▸ **Your task**:
Gather from the listing below each line that includes the word "again", and copy it.

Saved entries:
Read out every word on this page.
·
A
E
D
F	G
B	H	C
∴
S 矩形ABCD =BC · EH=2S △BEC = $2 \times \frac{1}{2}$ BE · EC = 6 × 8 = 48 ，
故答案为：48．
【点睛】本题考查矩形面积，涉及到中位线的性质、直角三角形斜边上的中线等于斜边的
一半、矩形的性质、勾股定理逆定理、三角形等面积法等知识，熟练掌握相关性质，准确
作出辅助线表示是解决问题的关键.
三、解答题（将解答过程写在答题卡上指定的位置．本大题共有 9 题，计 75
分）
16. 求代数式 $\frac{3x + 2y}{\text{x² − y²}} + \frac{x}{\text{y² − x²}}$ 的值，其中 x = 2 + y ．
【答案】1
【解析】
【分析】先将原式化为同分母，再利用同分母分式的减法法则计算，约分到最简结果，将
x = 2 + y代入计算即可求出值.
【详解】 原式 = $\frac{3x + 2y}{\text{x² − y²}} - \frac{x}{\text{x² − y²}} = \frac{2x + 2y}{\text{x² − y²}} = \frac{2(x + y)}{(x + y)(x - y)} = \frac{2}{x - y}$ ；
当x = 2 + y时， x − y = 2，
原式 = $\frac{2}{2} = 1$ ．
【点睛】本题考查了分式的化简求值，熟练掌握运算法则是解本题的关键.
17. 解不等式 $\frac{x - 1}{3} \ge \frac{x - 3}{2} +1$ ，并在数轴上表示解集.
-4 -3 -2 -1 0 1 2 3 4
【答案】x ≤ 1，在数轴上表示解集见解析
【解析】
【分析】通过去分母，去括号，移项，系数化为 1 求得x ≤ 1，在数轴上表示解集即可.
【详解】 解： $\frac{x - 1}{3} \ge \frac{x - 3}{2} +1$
==
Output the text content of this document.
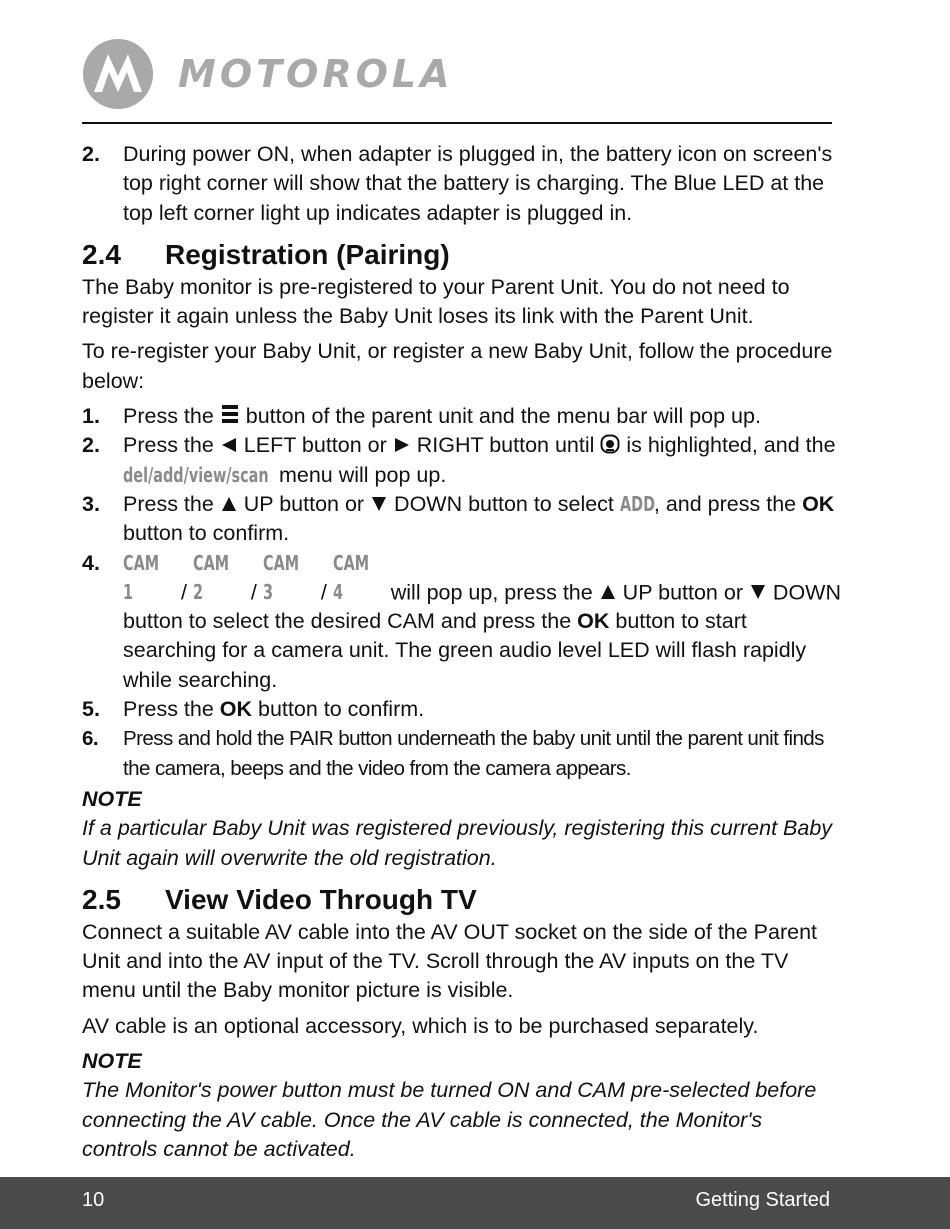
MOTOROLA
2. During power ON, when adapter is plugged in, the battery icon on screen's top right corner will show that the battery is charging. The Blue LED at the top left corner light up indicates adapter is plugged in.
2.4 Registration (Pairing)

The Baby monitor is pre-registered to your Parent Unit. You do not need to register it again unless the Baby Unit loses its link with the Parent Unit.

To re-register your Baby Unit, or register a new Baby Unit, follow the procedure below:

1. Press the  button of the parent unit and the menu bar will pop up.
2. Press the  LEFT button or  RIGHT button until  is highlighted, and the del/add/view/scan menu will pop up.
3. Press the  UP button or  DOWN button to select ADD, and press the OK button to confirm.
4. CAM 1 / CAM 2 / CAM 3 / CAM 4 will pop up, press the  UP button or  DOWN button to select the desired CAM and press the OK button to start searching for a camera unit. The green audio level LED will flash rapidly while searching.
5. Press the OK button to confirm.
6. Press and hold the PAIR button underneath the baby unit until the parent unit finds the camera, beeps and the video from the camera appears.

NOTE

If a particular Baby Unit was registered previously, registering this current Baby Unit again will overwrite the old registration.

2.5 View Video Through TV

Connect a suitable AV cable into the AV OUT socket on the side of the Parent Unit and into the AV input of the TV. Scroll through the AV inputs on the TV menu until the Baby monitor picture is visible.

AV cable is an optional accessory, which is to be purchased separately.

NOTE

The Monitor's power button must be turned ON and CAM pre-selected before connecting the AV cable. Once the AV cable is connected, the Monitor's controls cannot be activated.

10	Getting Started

▸ **Task response**:
The Baby monitor is pre-registered to your Parent Unit. You do not need to register it again unless the Baby Unit loses its link with the Parent Unit.
If a particular Baby Unit was registered previously, registering this current Baby Unit again will overwrite the old registration.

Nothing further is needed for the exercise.